= WHAT YOU SHOULD DO =
Copy every line that mentions the word "Station".

= EXTRACTED MATERIAL =
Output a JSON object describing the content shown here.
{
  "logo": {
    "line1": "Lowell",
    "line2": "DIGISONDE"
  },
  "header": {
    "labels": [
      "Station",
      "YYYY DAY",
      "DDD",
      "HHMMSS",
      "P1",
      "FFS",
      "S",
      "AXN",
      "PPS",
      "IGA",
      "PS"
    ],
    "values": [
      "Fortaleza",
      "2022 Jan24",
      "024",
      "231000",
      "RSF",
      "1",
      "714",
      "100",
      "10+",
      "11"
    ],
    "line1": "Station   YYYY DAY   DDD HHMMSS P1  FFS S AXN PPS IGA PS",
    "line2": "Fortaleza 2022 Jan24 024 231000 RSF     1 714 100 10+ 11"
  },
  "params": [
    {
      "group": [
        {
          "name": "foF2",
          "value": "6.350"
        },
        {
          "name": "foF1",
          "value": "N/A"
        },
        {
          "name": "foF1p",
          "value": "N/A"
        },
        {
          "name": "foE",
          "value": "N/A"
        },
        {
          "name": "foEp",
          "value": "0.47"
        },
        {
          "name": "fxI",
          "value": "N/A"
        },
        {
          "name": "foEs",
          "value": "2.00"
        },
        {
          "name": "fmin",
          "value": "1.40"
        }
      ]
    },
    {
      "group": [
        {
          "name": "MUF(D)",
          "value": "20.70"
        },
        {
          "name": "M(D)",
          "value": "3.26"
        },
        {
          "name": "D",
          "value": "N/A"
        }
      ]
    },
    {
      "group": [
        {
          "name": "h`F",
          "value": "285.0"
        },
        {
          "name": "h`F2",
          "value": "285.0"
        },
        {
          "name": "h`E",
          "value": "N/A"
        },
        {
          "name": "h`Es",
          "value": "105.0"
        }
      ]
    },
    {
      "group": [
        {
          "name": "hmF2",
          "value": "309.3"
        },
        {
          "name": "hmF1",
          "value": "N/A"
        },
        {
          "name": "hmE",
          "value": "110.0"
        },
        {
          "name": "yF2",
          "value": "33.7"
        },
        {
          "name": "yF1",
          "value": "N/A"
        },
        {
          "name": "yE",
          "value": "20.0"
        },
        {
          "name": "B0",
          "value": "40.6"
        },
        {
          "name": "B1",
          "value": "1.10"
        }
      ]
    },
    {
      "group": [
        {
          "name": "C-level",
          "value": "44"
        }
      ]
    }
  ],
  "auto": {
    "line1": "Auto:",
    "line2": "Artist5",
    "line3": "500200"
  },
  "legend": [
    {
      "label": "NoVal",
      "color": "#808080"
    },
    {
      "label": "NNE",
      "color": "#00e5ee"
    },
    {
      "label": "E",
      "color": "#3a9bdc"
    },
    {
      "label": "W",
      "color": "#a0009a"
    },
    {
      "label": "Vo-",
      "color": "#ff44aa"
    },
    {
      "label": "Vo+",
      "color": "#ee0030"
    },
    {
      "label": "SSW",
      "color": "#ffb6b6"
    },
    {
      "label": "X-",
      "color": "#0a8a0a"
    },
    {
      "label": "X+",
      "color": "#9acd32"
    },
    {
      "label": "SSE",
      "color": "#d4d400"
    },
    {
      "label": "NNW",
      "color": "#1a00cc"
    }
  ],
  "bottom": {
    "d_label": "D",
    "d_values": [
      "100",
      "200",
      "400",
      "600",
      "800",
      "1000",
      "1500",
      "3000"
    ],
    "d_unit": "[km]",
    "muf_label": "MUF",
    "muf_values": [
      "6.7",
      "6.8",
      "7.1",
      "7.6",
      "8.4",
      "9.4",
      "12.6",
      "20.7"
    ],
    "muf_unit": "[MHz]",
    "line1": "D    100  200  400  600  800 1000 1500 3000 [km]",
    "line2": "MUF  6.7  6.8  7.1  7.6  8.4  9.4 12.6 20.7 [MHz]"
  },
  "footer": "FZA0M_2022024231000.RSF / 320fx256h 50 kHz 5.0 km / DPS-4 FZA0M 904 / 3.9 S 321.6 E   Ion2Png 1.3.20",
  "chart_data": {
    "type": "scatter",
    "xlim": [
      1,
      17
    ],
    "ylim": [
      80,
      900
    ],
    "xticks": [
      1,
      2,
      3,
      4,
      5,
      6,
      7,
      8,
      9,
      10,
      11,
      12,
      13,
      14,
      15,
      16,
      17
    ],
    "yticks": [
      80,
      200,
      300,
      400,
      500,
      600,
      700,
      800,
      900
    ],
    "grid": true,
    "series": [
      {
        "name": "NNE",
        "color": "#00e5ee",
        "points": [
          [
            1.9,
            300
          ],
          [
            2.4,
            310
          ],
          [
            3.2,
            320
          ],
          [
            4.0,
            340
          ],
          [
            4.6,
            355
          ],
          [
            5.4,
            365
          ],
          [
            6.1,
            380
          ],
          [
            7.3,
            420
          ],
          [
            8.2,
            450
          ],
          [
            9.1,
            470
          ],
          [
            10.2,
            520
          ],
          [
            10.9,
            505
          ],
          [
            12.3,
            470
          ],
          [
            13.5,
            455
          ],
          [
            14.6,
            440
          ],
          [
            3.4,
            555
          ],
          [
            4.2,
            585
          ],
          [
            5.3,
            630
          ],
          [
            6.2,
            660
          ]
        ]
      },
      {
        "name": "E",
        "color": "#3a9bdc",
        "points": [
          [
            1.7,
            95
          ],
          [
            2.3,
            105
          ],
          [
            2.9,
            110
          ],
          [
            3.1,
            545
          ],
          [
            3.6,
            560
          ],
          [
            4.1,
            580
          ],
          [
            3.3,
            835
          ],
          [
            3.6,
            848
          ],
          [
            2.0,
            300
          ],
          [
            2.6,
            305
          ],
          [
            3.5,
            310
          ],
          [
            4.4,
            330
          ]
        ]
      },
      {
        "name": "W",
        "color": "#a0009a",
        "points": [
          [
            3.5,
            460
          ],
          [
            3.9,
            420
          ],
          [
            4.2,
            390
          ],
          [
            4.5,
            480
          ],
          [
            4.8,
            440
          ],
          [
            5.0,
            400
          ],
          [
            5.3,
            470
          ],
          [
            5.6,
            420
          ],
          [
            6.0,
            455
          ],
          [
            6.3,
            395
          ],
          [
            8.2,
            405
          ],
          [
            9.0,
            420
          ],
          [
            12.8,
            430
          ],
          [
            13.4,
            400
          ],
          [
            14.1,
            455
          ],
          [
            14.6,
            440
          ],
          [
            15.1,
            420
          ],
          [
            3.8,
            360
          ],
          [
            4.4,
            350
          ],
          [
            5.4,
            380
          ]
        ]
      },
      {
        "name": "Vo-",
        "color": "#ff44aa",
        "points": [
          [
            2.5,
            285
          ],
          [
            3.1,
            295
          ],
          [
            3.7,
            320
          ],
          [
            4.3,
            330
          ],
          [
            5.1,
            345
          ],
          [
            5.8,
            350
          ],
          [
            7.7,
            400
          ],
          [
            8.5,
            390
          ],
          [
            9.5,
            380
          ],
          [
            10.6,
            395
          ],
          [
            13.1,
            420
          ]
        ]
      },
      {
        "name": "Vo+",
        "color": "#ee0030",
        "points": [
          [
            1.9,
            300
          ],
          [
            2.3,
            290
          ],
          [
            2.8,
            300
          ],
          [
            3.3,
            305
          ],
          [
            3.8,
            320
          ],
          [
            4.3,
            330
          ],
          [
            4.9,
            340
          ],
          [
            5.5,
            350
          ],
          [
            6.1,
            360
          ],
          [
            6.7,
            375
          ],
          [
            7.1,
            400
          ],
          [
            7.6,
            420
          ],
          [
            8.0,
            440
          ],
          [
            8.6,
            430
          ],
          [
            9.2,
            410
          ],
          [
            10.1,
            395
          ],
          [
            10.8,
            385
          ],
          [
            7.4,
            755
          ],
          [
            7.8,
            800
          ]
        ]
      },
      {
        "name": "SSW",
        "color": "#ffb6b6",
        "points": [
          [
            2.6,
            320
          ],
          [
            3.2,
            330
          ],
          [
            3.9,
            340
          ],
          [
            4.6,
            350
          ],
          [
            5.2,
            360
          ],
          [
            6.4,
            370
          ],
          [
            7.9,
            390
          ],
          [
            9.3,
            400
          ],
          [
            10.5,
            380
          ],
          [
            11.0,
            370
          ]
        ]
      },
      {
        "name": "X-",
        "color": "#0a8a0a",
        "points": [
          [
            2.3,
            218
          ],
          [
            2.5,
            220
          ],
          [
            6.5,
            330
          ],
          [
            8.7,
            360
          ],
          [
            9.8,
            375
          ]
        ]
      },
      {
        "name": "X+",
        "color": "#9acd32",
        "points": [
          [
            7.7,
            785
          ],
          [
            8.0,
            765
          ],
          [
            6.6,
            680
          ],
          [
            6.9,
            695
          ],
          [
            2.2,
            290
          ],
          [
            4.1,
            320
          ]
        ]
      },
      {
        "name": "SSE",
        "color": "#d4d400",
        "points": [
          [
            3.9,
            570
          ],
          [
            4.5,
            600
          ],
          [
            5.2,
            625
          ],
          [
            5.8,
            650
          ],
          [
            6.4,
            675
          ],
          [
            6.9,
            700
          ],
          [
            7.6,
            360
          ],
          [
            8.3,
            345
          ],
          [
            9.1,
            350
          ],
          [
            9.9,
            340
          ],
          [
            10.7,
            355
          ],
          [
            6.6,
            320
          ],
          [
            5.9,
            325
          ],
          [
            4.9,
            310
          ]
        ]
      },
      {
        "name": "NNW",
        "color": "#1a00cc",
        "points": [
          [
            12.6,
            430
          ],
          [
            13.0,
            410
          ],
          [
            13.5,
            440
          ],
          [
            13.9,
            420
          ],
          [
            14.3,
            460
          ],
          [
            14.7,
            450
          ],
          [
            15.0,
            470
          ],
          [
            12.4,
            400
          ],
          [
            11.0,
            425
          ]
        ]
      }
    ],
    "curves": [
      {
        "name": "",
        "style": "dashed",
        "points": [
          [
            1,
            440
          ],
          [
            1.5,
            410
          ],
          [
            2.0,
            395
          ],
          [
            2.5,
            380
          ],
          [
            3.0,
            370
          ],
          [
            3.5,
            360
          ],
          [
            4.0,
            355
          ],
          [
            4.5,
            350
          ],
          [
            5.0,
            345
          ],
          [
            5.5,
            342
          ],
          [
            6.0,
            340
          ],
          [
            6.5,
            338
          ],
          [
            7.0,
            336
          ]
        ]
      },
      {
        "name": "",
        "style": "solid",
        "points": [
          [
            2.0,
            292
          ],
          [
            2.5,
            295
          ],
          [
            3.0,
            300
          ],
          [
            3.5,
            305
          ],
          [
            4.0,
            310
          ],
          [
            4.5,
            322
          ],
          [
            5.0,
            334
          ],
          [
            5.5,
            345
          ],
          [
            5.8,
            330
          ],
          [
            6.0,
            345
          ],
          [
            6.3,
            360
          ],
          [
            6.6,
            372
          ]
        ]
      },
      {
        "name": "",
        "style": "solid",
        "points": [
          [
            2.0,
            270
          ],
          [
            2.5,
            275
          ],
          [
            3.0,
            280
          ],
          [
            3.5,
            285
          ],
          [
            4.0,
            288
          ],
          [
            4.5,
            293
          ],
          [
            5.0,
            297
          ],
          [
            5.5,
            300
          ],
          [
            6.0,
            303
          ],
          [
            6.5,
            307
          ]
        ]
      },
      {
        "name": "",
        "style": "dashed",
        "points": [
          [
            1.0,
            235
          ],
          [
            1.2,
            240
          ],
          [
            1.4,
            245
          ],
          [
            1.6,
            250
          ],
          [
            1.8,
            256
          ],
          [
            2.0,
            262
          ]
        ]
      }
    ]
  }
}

= CORRECT ANSWER =
      "Station",
    "line1": "Station   YYYY DAY   DDD HHMMSS P1  FFS S AXN PPS IGA PS",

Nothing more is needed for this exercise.